GIVEN EXERCISE – Check each line of the listing, and copy it if it contains the word "ylabel".

AVAILABLE RECORDS –
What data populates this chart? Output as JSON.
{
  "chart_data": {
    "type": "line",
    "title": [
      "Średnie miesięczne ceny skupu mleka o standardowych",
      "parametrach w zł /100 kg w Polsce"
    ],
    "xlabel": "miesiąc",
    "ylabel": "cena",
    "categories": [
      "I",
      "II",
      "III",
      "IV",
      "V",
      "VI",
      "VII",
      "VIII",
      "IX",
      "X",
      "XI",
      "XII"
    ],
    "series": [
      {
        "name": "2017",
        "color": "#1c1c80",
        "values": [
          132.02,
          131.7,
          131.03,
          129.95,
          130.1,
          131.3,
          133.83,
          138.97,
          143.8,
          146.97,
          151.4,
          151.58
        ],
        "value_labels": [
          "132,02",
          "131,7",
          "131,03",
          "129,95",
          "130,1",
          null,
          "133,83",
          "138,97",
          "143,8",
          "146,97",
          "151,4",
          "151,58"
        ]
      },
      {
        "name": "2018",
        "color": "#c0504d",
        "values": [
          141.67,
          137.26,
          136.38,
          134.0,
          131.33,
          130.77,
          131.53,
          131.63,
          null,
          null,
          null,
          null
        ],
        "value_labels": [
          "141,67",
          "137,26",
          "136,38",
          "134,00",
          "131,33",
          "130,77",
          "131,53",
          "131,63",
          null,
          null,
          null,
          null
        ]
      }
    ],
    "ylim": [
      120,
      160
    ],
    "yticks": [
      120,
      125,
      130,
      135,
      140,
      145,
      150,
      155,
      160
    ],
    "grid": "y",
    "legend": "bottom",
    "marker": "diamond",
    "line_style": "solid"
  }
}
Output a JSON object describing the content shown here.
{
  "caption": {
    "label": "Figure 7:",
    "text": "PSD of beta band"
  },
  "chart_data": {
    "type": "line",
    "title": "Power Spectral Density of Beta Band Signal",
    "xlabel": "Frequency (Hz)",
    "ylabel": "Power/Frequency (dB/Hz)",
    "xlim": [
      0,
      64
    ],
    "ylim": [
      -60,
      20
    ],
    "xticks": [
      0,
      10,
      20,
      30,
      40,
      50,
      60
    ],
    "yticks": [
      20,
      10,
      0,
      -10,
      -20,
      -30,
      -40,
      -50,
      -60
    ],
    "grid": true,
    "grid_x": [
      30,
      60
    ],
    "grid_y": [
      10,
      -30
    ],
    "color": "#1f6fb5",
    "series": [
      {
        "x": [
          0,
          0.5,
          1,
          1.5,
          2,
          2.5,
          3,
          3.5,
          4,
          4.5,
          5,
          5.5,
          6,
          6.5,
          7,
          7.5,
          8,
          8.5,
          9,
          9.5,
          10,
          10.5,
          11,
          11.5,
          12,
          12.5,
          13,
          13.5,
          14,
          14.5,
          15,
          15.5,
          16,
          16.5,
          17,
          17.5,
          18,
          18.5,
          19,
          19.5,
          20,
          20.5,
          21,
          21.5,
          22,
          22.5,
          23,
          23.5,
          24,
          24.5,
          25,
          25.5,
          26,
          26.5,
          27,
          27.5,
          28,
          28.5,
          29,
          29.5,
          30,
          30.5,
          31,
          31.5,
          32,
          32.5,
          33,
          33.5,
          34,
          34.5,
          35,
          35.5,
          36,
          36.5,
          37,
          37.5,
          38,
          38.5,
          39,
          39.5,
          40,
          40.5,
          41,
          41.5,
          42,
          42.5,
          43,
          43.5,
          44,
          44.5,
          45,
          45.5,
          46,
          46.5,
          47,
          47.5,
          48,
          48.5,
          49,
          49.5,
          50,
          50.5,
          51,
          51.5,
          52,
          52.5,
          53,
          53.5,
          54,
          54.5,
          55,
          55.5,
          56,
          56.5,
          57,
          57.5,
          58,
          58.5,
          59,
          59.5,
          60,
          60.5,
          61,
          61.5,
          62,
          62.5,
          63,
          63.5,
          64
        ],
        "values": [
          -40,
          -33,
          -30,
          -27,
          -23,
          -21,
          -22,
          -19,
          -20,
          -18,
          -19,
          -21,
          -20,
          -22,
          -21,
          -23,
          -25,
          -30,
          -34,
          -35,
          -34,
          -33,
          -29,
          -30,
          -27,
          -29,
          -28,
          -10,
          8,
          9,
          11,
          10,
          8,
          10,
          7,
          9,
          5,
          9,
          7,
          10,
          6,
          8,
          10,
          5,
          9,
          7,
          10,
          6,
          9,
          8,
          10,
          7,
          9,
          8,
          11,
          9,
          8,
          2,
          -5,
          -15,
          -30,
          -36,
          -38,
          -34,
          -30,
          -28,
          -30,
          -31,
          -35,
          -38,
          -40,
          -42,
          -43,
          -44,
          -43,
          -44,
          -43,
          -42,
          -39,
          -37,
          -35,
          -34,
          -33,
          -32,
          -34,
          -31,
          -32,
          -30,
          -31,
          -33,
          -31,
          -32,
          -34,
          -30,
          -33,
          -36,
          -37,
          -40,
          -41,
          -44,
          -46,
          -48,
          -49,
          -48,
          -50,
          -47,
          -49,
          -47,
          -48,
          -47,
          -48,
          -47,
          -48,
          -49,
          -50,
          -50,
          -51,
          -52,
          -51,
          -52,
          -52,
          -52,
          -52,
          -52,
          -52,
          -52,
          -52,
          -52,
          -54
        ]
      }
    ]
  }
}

FINAL RESULT –
    "ylabel": "cena",
    "ylabel": "Power/Frequency (dB/Hz)",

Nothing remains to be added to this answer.